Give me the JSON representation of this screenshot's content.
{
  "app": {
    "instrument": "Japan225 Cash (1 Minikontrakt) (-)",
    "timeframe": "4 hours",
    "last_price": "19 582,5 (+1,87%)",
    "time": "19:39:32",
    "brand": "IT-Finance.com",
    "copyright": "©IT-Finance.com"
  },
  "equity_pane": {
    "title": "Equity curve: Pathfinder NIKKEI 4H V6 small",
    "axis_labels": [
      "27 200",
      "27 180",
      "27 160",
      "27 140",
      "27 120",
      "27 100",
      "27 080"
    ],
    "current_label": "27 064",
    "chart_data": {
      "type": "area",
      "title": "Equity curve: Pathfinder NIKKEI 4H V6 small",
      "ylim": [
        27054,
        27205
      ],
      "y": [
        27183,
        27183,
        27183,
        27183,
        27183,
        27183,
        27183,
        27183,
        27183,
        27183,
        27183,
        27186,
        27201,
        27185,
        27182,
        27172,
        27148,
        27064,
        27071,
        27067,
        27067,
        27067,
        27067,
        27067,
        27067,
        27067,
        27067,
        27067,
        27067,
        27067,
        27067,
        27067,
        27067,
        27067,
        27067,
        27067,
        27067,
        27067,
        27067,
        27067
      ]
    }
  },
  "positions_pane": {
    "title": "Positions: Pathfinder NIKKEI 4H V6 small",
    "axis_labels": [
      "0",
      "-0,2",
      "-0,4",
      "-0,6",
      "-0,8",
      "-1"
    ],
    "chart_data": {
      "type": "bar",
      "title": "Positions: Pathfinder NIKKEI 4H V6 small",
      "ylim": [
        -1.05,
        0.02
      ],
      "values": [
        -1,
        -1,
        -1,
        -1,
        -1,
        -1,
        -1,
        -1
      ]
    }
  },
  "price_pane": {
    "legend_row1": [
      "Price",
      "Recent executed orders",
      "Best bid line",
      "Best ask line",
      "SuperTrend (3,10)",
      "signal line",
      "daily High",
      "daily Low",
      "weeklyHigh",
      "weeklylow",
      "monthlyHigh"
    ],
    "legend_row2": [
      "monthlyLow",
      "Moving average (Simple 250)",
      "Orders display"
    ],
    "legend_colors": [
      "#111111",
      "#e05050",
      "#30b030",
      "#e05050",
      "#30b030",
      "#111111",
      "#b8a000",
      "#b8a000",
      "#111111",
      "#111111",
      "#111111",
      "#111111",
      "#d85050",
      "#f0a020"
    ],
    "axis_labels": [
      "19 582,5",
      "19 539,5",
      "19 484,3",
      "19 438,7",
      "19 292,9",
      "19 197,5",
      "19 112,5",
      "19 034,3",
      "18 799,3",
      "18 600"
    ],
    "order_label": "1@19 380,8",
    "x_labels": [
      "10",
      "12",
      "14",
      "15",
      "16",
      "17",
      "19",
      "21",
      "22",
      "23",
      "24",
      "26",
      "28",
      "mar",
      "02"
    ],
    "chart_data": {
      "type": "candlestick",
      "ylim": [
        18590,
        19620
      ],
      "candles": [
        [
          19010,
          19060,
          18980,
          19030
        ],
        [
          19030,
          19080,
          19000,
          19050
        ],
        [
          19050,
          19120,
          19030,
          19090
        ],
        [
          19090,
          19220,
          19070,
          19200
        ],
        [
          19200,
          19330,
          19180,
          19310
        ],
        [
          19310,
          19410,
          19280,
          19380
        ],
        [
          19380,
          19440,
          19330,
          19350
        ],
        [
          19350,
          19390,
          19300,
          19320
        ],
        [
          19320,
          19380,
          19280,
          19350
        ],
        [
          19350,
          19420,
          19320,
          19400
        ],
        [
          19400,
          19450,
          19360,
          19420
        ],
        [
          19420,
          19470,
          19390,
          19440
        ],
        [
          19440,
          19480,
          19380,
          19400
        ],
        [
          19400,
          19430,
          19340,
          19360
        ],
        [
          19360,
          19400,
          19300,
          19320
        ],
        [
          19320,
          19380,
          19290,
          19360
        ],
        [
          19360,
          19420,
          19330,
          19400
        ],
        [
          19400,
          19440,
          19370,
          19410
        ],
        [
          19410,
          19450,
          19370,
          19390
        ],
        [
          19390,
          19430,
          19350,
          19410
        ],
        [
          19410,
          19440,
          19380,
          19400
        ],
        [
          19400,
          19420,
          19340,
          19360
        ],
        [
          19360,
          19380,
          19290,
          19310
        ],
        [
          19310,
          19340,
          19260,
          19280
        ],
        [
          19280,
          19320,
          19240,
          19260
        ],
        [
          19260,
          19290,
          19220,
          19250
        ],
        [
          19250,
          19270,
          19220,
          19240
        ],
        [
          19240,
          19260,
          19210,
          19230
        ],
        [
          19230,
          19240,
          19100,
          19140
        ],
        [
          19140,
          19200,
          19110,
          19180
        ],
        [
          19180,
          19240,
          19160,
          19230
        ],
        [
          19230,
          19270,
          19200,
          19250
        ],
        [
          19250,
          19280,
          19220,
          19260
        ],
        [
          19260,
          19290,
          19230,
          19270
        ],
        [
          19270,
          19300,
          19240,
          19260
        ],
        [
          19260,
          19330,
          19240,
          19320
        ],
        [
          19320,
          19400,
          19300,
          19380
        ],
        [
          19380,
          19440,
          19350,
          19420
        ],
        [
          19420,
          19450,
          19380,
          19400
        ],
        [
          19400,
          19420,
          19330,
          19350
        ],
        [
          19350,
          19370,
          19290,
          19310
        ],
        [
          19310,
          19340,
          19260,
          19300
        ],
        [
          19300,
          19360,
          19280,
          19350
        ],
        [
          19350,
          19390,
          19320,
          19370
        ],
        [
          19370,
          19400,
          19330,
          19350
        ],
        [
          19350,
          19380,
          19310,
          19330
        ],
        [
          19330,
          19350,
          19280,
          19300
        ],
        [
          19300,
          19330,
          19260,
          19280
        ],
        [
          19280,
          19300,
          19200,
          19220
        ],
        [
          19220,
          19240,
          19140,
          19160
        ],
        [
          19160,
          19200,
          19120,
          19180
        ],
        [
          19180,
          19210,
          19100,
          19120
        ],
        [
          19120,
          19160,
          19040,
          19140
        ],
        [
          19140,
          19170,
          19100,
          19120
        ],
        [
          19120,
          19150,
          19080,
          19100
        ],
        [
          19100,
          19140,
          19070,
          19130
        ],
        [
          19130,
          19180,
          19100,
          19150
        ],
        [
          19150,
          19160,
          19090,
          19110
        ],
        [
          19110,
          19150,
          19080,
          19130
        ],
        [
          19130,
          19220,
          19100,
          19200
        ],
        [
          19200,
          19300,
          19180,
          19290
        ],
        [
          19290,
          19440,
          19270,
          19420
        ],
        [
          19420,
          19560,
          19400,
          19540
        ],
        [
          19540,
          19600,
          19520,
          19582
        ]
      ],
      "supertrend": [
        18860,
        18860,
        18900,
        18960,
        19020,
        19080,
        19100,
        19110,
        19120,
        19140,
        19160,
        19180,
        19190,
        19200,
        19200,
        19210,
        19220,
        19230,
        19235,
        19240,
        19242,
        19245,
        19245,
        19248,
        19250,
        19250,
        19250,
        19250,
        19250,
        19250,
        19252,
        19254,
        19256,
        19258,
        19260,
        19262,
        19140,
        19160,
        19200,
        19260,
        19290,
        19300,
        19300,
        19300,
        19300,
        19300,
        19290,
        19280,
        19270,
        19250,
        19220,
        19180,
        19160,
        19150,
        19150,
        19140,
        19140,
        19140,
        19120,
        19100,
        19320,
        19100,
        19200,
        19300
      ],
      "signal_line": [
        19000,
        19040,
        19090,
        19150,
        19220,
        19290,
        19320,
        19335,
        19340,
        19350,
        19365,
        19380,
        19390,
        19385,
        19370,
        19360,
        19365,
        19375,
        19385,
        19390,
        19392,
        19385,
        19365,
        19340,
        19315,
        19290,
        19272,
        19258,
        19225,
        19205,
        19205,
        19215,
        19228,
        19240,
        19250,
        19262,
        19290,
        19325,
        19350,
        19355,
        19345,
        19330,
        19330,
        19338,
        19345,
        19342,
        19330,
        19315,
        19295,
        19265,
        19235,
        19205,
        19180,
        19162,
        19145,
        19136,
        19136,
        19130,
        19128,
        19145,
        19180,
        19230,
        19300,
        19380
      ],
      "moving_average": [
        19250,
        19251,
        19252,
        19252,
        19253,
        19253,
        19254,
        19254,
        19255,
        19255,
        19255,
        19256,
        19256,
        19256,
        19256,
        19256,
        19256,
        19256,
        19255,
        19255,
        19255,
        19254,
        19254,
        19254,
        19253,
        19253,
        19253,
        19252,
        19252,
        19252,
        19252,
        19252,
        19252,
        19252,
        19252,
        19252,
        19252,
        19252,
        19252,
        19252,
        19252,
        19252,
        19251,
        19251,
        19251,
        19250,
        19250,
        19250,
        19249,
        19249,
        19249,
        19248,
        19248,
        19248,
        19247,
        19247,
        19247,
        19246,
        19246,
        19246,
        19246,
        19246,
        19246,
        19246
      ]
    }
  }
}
* * *
From the data, list each line in which the string "small" appears.

    "title": "Equity curve: Pathfinder NIKKEI 4H V6 small",
      "title": "Equity curve: Pathfinder NIKKEI 4H V6 small",
    "title": "Positions: Pathfinder NIKKEI 4H V6 small",
      "title": "Positions: Pathfinder NIKKEI 4H V6 small",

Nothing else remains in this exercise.